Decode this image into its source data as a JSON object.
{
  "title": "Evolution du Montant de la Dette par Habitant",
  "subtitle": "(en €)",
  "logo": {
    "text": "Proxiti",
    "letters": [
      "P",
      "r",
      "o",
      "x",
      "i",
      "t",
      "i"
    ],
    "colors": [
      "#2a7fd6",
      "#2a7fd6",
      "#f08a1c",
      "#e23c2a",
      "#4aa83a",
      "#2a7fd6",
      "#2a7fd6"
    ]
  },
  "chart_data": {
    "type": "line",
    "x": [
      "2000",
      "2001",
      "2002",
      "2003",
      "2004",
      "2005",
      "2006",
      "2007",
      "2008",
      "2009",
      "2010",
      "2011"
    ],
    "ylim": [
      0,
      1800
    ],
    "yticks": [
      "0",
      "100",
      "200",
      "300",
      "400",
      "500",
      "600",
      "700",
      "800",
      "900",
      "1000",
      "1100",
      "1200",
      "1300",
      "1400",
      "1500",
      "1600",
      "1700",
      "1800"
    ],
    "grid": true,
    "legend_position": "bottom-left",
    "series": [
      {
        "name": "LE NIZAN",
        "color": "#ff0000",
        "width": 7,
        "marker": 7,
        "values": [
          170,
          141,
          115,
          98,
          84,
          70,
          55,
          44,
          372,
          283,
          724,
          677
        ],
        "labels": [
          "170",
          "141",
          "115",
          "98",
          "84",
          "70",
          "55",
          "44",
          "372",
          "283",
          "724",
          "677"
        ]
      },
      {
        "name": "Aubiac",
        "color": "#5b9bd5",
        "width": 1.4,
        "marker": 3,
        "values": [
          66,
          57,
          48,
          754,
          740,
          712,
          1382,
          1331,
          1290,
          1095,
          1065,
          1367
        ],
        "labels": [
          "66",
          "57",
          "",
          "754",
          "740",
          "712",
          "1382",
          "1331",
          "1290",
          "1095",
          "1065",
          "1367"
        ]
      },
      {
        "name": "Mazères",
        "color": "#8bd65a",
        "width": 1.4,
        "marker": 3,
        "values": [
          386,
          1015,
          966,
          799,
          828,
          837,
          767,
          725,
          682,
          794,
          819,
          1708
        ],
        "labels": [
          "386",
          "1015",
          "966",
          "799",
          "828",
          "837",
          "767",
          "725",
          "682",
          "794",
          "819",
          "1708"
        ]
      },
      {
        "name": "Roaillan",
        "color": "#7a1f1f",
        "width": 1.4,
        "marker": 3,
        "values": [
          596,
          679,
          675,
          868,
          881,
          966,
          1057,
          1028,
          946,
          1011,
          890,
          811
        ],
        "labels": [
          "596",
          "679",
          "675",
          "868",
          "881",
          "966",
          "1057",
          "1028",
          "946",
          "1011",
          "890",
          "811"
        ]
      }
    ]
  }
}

# # #

Retype the records above exactly.

Decode this image into its source data as a JSON object.
{
  "title": "Evolution du Montant de la Dette par Habitant",
  "subtitle": "(en €)",
  "logo": {
    "text": "Proxiti",
    "letters": [
      "P",
      "r",
      "o",
      "x",
      "i",
      "t",
      "i"
    ],
    "colors": [
      "#2a7fd6",
      "#2a7fd6",
      "#f08a1c",
      "#e23c2a",
      "#4aa83a",
      "#2a7fd6",
      "#2a7fd6"
    ]
  },
  "chart_data": {
    "type": "line",
    "x": [
      "2000",
      "2001",
      "2002",
      "2003",
      "2004",
      "2005",
      "2006",
      "2007",
      "2008",
      "2009",
      "2010",
      "2011"
    ],
    "ylim": [
      0,
      1800
    ],
    "yticks": [
      "0",
      "100",
      "200",
      "300",
      "400",
      "500",
      "600",
      "700",
      "800",
      "900",
      "1000",
      "1100",
      "1200",
      "1300",
      "1400",
      "1500",
      "1600",
      "1700",
      "1800"
    ],
    "grid": true,
    "legend_position": "bottom-left",
    "series": [
      {
        "name": "LE NIZAN",
        "color": "#ff0000",
        "width": 7,
        "marker": 7,
        "values": [
          170,
          141,
          115,
          98,
          84,
          70,
          55,
          44,
          372,
          283,
          724,
          677
        ],
        "labels": [
          "170",
          "141",
          "115",
          "98",
          "84",
          "70",
          "55",
          "44",
          "372",
          "283",
          "724",
          "677"
        ]
      },
      {
        "name": "Aubiac",
        "color": "#5b9bd5",
        "width": 1.4,
        "marker": 3,
        "values": [
          66,
          57,
          48,
          754,
          740,
          712,
          1382,
          1331,
          1290,
          1095,
          1065,
          1367
        ],
        "labels": [
          "66",
          "57",
          "",
          "754",
          "740",
          "712",
          "1382",
          "1331",
          "1290",
          "1095",
          "1065",
          "1367"
        ]
      },
      {
        "name": "Mazères",
        "color": "#8bd65a",
        "width": 1.4,
        "marker": 3,
        "values": [
          386,
          1015,
          966,
          799,
          828,
          837,
          767,
          725,
          682,
          794,
          819,
          1708
        ],
        "labels": [
          "386",
          "1015",
          "966",
          "799",
          "828",
          "837",
          "767",
          "725",
          "682",
          "794",
          "819",
          "1708"
        ]
      },
      {
        "name": "Roaillan",
        "color": "#7a1f1f",
        "width": 1.4,
        "marker": 3,
        "values": [
          596,
          679,
          675,
          868,
          881,
          966,
          1057,
          1028,
          946,
          1011,
          890,
          811
        ],
        "labels": [
          "596",
          "679",
          "675",
          "868",
          "881",
          "966",
          "1057",
          "1028",
          "946",
          "1011",
          "890",
          "811"
        ]
      }
    ]
  }
}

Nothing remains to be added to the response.